[BEGIN Records supplied]

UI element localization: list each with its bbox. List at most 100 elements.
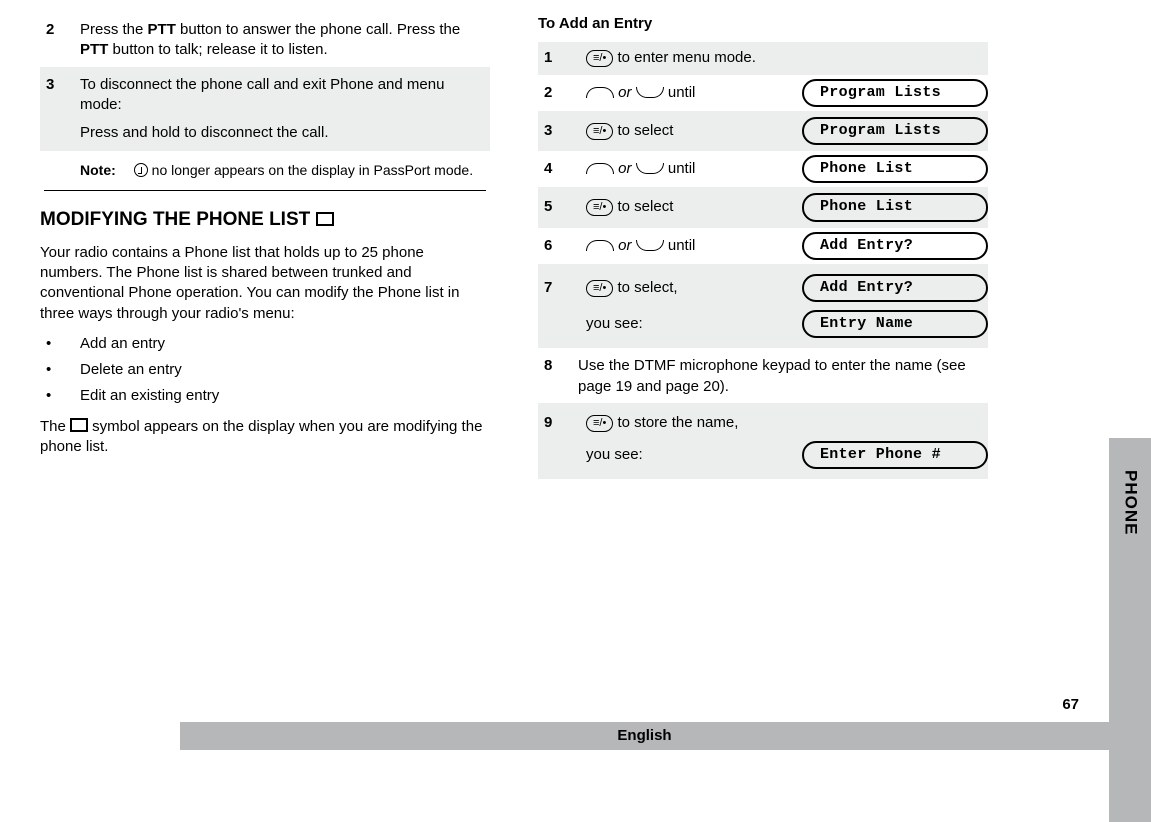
display-readout: Phone List xyxy=(802,193,988,221)
proc-step-2: 2 or until Program Lists xyxy=(538,75,988,111)
step-text: ≡/• to enter menu mode. xyxy=(586,48,988,68)
section-divider xyxy=(44,190,486,191)
text: To disconnect the phone call and exit Ph… xyxy=(80,75,480,116)
left-column: 2 Press the PTT button to answer the pho… xyxy=(40,14,490,479)
up-button-icon xyxy=(586,87,614,98)
right-column: To Add an Entry 1 ≡/• to enter menu mode… xyxy=(538,14,988,479)
phone-list-icon xyxy=(316,212,334,226)
display-readout: Phone List xyxy=(802,155,988,183)
note: Note: no longer appears on the display i… xyxy=(40,161,488,180)
text: to select, xyxy=(613,279,677,296)
display-readout: Entry Name xyxy=(802,310,988,338)
paragraph: The symbol appears on the display when y… xyxy=(40,417,490,458)
step-body: Press the PTT button to answer the phone… xyxy=(80,20,490,61)
page-number: 67 xyxy=(1062,695,1079,715)
step-number: 1 xyxy=(538,48,572,68)
up-button-icon xyxy=(586,163,614,174)
down-button-icon xyxy=(636,163,664,174)
step-number: 5 xyxy=(538,197,572,217)
text: until xyxy=(664,84,696,101)
ptt-label: PTT xyxy=(80,41,108,58)
text: Edit an existing entry xyxy=(80,386,490,406)
page: 2 Press the PTT button to answer the pho… xyxy=(0,0,1151,822)
phone-mode-icon xyxy=(134,163,148,177)
text: Add an entry xyxy=(80,334,490,354)
step-number: 6 xyxy=(538,236,572,256)
ptt-label: PTT xyxy=(148,21,176,38)
text: to enter menu mode. xyxy=(613,49,756,66)
heading-text: MODIFYING THE PHONE LIST xyxy=(40,209,316,230)
step-number: 8 xyxy=(538,356,578,397)
proc-step-1: 1 ≡/• to enter menu mode. xyxy=(538,42,988,74)
section-tab: PHONE xyxy=(1109,438,1151,568)
procedure: 1 ≡/• to enter menu mode. 2 or until Pro… xyxy=(538,42,988,479)
step-text: or until xyxy=(586,159,788,179)
step-text: or until xyxy=(586,83,788,103)
list-item: •Add an entry xyxy=(40,334,490,354)
content-columns: 2 Press the PTT button to answer the pho… xyxy=(0,0,1151,479)
language-label: English xyxy=(180,722,1109,750)
proc-step-9: 9 ≡/• to store the name, you see: Enter … xyxy=(538,403,988,480)
bullet: • xyxy=(40,360,80,380)
up-button-icon xyxy=(586,240,614,251)
note-body: no longer appears on the display in Pass… xyxy=(134,161,473,180)
paragraph: Your radio contains a Phone list that ho… xyxy=(40,243,490,324)
text: to select xyxy=(613,122,673,139)
text: button to answer the phone call. Press t… xyxy=(176,21,460,38)
text: The xyxy=(40,418,70,435)
step-number: 9 xyxy=(538,413,572,433)
proc-step-4: 4 or until Phone List xyxy=(538,151,988,187)
proc-step-8: 8 Use the DTMF microphone keypad to ente… xyxy=(538,356,988,397)
down-button-icon xyxy=(636,87,664,98)
bullet: • xyxy=(40,386,80,406)
proc-step-5: 5 ≡/• to select Phone List xyxy=(538,187,988,227)
section-heading: MODIFYING THE PHONE LIST xyxy=(40,207,490,233)
display-readout: Add Entry? xyxy=(802,232,988,260)
proc-step-9-line2: you see: Enter Phone # xyxy=(538,437,988,473)
list-item: •Delete an entry xyxy=(40,360,490,380)
text: until xyxy=(664,237,696,254)
you-see-label: you see: xyxy=(586,314,788,334)
step-3: 3 To disconnect the phone call and exit … xyxy=(40,67,490,152)
list-item: •Edit an existing entry xyxy=(40,386,490,406)
step-body: To disconnect the phone call and exit Ph… xyxy=(80,75,490,144)
text: Press and hold to disconnect the call. xyxy=(80,123,480,143)
note-label: Note: xyxy=(80,161,116,180)
proc-step-3: 3 ≡/• to select Program Lists xyxy=(538,111,988,151)
proc-step-6: 6 or until Add Entry? xyxy=(538,228,988,264)
you-see-label: you see: xyxy=(586,445,788,465)
step-text: or until xyxy=(586,236,788,256)
bullet-list: •Add an entry •Delete an entry •Edit an … xyxy=(40,334,490,407)
text: symbol appears on the display when you a… xyxy=(40,418,482,455)
display-readout: Enter Phone # xyxy=(802,441,988,469)
subsection-heading: To Add an Entry xyxy=(538,14,988,34)
proc-step-7-line2: you see: Entry Name xyxy=(538,306,988,342)
step-text: ≡/• to select, xyxy=(586,278,788,298)
proc-step-7-line1: 7 ≡/• to select, Add Entry? xyxy=(538,270,988,306)
or-text: or xyxy=(614,160,636,177)
proc-step-7: 7 ≡/• to select, Add Entry? you see: Ent… xyxy=(538,264,988,349)
step-number: 3 xyxy=(538,121,572,141)
text: to select xyxy=(613,198,673,215)
or-text: or xyxy=(614,84,636,101)
proc-step-9-line1: 9 ≡/• to store the name, xyxy=(538,409,988,437)
menu-button-icon: ≡/• xyxy=(586,123,613,140)
text: no longer appears on the display in Pass… xyxy=(148,162,473,178)
display-readout: Program Lists xyxy=(802,117,988,145)
language-bar-cap xyxy=(1109,722,1151,750)
language-bar: English xyxy=(180,722,1151,750)
step-number: 3 xyxy=(40,75,80,144)
down-button-icon xyxy=(636,240,664,251)
phone-list-icon xyxy=(70,418,88,432)
display-readout: Add Entry? xyxy=(802,274,988,302)
step-text: ≡/• to select xyxy=(586,197,788,217)
step-number: 2 xyxy=(538,83,572,103)
text: until xyxy=(664,160,696,177)
step-number: 2 xyxy=(40,20,80,61)
menu-button-icon: ≡/• xyxy=(586,50,613,67)
text: button to talk; release it to listen. xyxy=(108,41,327,58)
side-strip xyxy=(1109,568,1151,822)
or-text: or xyxy=(614,237,636,254)
step-text: ≡/• to store the name, xyxy=(586,413,988,433)
display-readout: Program Lists xyxy=(802,79,988,107)
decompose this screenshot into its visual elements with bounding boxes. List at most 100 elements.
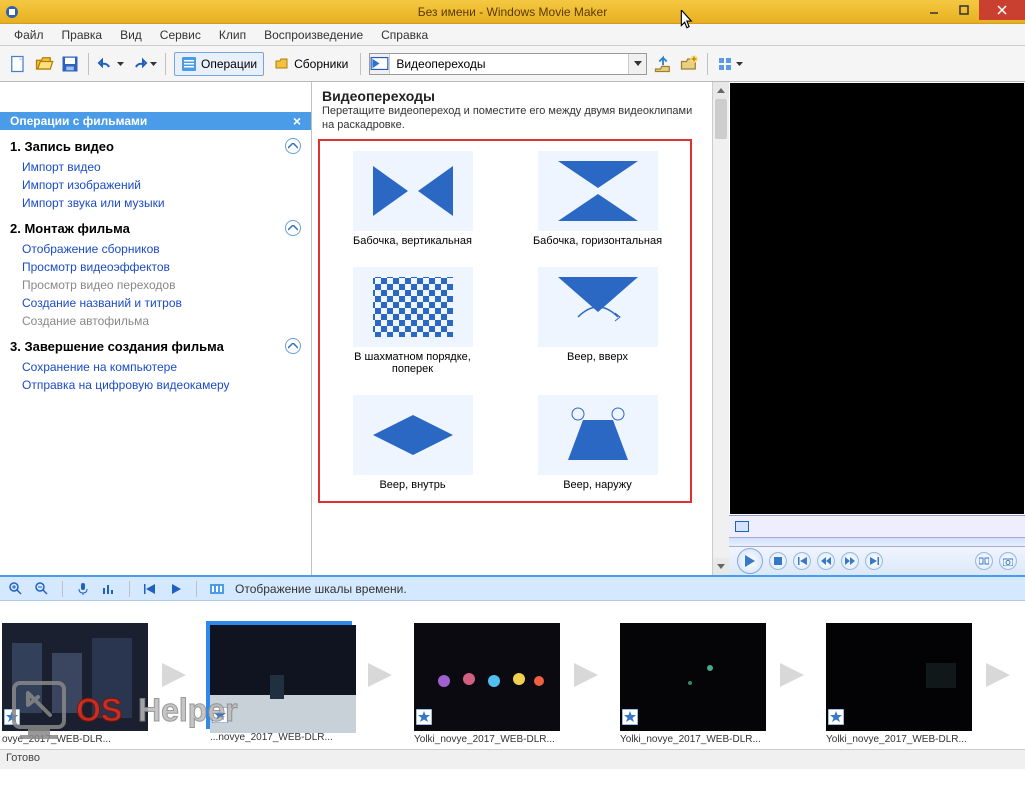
sidebar-link[interactable]: Отображение сборников <box>0 240 311 258</box>
transition-thumb <box>538 151 658 231</box>
story-cell: Yolki_novye_2017_WEB-DLR... <box>618 621 824 729</box>
story-cell: Yolki_novye_2017_WEB-DLR... <box>412 621 618 729</box>
sidebar-close-icon[interactable]: × <box>293 113 301 129</box>
collapse-icon[interactable] <box>285 220 301 236</box>
prev-button[interactable] <box>793 552 811 570</box>
audio-levels-icon[interactable] <box>101 581 117 597</box>
separator <box>707 53 708 75</box>
forward-button[interactable] <box>841 552 859 570</box>
sidebar-link[interactable]: Импорт видео <box>0 158 311 176</box>
undo-button[interactable] <box>97 56 124 72</box>
effect-star-icon <box>212 707 228 723</box>
titlebar: Без имени - Windows Movie Maker <box>0 0 1025 24</box>
transition-slot[interactable] <box>356 645 408 705</box>
transition-item[interactable]: Бабочка, вертикальная <box>330 151 495 247</box>
menu-help[interactable]: Справка <box>373 26 436 44</box>
tl-play-icon[interactable] <box>168 581 184 597</box>
transition-icon <box>370 54 390 74</box>
preview-size-icon[interactable] <box>735 521 749 532</box>
transition-slot[interactable] <box>150 645 202 705</box>
sidebar-link[interactable]: Создание названий и титров <box>0 294 311 312</box>
sidebar-section-title[interactable]: 3. Завершение создания фильма <box>0 330 311 358</box>
sidebar-link[interactable]: Просмотр видеоэффектов <box>0 258 311 276</box>
open-icon[interactable] <box>34 54 54 74</box>
next-button[interactable] <box>865 552 883 570</box>
menu-file[interactable]: Файл <box>6 26 52 44</box>
tl-rewind-icon[interactable] <box>142 581 158 597</box>
separator <box>165 53 166 75</box>
close-button[interactable] <box>979 0 1025 20</box>
sidebar-header: Операции с фильмами × <box>0 112 311 130</box>
effect-star-icon <box>416 709 432 725</box>
transition-slot[interactable] <box>768 645 820 705</box>
sidebar-section-title[interactable]: 1. Запись видео <box>0 130 311 158</box>
transition-slot[interactable] <box>974 645 1025 705</box>
collections-label: Сборники <box>294 57 348 71</box>
mic-icon[interactable] <box>75 581 91 597</box>
clip-thumb[interactable]: ...novye_2017_WEB-DLR... <box>206 621 352 729</box>
tasks-button[interactable]: Операции <box>174 52 264 76</box>
storyboard[interactable]: ovye_2017_WEB-DLR... ...novye_2017_WEB-DL… <box>0 601 1025 749</box>
transition-label: Веер, внутрь <box>379 479 445 491</box>
timeline-label: Отображение шкалы времени. <box>235 582 407 596</box>
new-icon[interactable] <box>8 54 28 74</box>
sidebar-title: Операции с фильмами <box>10 114 147 128</box>
transition-item[interactable]: Бабочка, горизонтальная <box>515 151 680 247</box>
view-button[interactable] <box>716 56 743 72</box>
scrollbar[interactable] <box>712 82 729 575</box>
stop-button[interactable] <box>769 552 787 570</box>
collections-button[interactable]: Сборники <box>270 54 352 74</box>
collapse-icon[interactable] <box>285 338 301 354</box>
pane-subtitle: Перетащите видеопереход и поместите его … <box>322 104 702 133</box>
minimize-button[interactable] <box>919 0 949 20</box>
transition-item[interactable]: Веер, наружу <box>515 395 680 491</box>
story-cell: ...novye_2017_WEB-DLR... <box>206 621 412 729</box>
story-cell: ovye_2017_WEB-DLR... <box>0 621 206 729</box>
zoom-in-icon[interactable] <box>8 581 24 597</box>
sidebar-link[interactable]: Сохранение на компьютере <box>0 358 311 376</box>
menu-play[interactable]: Воспроизведение <box>256 26 371 44</box>
chevron-down-icon[interactable] <box>628 54 646 74</box>
scroll-thumb[interactable] <box>715 99 727 139</box>
transition-slot[interactable] <box>562 645 614 705</box>
redo-button[interactable] <box>130 56 157 72</box>
sidebar-link[interactable]: Импорт звука или музыки <box>0 194 311 212</box>
clip-thumb[interactable]: ovye_2017_WEB-DLR... <box>0 621 146 729</box>
sidebar-link[interactable]: Отправка на цифровую видеокамеру <box>0 376 311 394</box>
menu-edit[interactable]: Правка <box>54 26 111 44</box>
clip-thumb[interactable]: Yolki_novye_2017_WEB-DLR... <box>618 621 764 729</box>
main: Операции с фильмами × 1. Запись видеоИмп… <box>0 82 1025 575</box>
nav-up-icon[interactable] <box>653 54 673 74</box>
rewind-button[interactable] <box>817 552 835 570</box>
transition-item[interactable]: В шахматном порядке, поперек <box>330 267 495 375</box>
transition-thumb <box>353 395 473 475</box>
new-folder-icon[interactable] <box>679 54 699 74</box>
transition-label: Веер, наружу <box>563 479 632 491</box>
clip-thumb[interactable]: Yolki_novye_2017_WEB-DLR... <box>824 621 970 729</box>
menu-clip[interactable]: Клип <box>211 26 254 44</box>
clip-caption: ...novye_2017_WEB-DLR... <box>210 732 348 743</box>
scroll-down-icon[interactable] <box>713 558 729 575</box>
transition-thumb <box>538 395 658 475</box>
transition-item[interactable]: Веер, внутрь <box>330 395 495 491</box>
transitions-pane: Видеопереходы Перетащите видеопереход и … <box>312 82 712 575</box>
scroll-up-icon[interactable] <box>713 82 729 99</box>
transition-item[interactable]: Веер, вверх <box>515 267 680 375</box>
clip-thumb[interactable]: Yolki_novye_2017_WEB-DLR... <box>412 621 558 729</box>
clip-caption: Yolki_novye_2017_WEB-DLR... <box>414 734 556 745</box>
menu-view[interactable]: Вид <box>112 26 150 44</box>
seek-bar[interactable] <box>729 537 1025 547</box>
maximize-button[interactable] <box>949 0 979 20</box>
play-button[interactable] <box>737 548 763 574</box>
save-icon[interactable] <box>60 54 80 74</box>
sidebar-section-title[interactable]: 2. Монтаж фильма <box>0 212 311 240</box>
collapse-icon[interactable] <box>285 138 301 154</box>
zoom-out-icon[interactable] <box>34 581 50 597</box>
split-button[interactable] <box>975 552 993 570</box>
cursor-icon <box>680 10 696 33</box>
timeline-view-icon[interactable] <box>209 581 225 597</box>
menu-service[interactable]: Сервис <box>152 26 209 44</box>
sidebar-link[interactable]: Импорт изображений <box>0 176 311 194</box>
location-combo[interactable]: Видеопереходы <box>369 53 647 75</box>
snapshot-button[interactable] <box>999 552 1017 570</box>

[END Records supplied]

## Aim
Write out the rows above, starting with the row containing "sidebar-link[interactable]: Отображение сборников" and continuing through the row containing "mic-icon[interactable] <box>75 581", exactly as they appear.

## Answer to the task
sidebar-link[interactable]: Отображение сборников <box>0 240 311 258</box>
transition-thumb <box>538 151 658 231</box>
story-cell: Yolki_novye_2017_WEB-DLR... <box>618 621 824 729</box>
story-cell: Yolki_novye_2017_WEB-DLR... <box>412 621 618 729</box>
sidebar-close-icon[interactable]: × <box>293 113 301 129</box>
collapse-icon[interactable] <box>285 220 301 236</box>
prev-button[interactable] <box>793 552 811 570</box>
audio-levels-icon[interactable] <box>101 581 117 597</box>
separator <box>707 53 708 75</box>
forward-button[interactable] <box>841 552 859 570</box>
sidebar-link[interactable]: Импорт видео <box>0 158 311 176</box>
undo-button[interactable] <box>97 56 124 72</box>
effect-star-icon <box>212 707 228 723</box>
titlebar: Без имени - Windows Movie Maker <box>0 0 1025 24</box>
transition-slot[interactable] <box>356 645 408 705</box>
transition-item[interactable]: Бабочка, вертикальная <box>330 151 495 247</box>
menu-help[interactable]: Справка <box>373 26 436 44</box>
tl-play-icon[interactable] <box>168 581 184 597</box>
transition-icon <box>370 54 390 74</box>
preview-size-icon[interactable] <box>735 521 749 532</box>
transition-slot[interactable] <box>150 645 202 705</box>
sidebar-link[interactable]: Создание названий и титров <box>0 294 311 312</box>
sidebar-section-title[interactable]: 3. Завершение создания фильма <box>0 330 311 358</box>
sidebar-link[interactable]: Просмотр видеоэффектов <box>0 258 311 276</box>
open-icon[interactable] <box>34 54 54 74</box>
next-button[interactable] <box>865 552 883 570</box>
menu-file[interactable]: Файл <box>6 26 52 44</box>
tl-rewind-icon[interactable] <box>142 581 158 597</box>
separator <box>165 53 166 75</box>
close-button[interactable] <box>979 0 1025 20</box>
sidebar-header: Операции с фильмами × <box>0 112 311 130</box>
effect-star-icon <box>416 709 432 725</box>
transition-slot[interactable] <box>768 645 820 705</box>
sidebar-section-title[interactable]: 1. Запись видео <box>0 130 311 158</box>
transition-slot[interactable] <box>974 645 1025 705</box>
collections-label: Сборники <box>294 57 348 71</box>
mic-icon[interactable] <box>75 581 91 597</box>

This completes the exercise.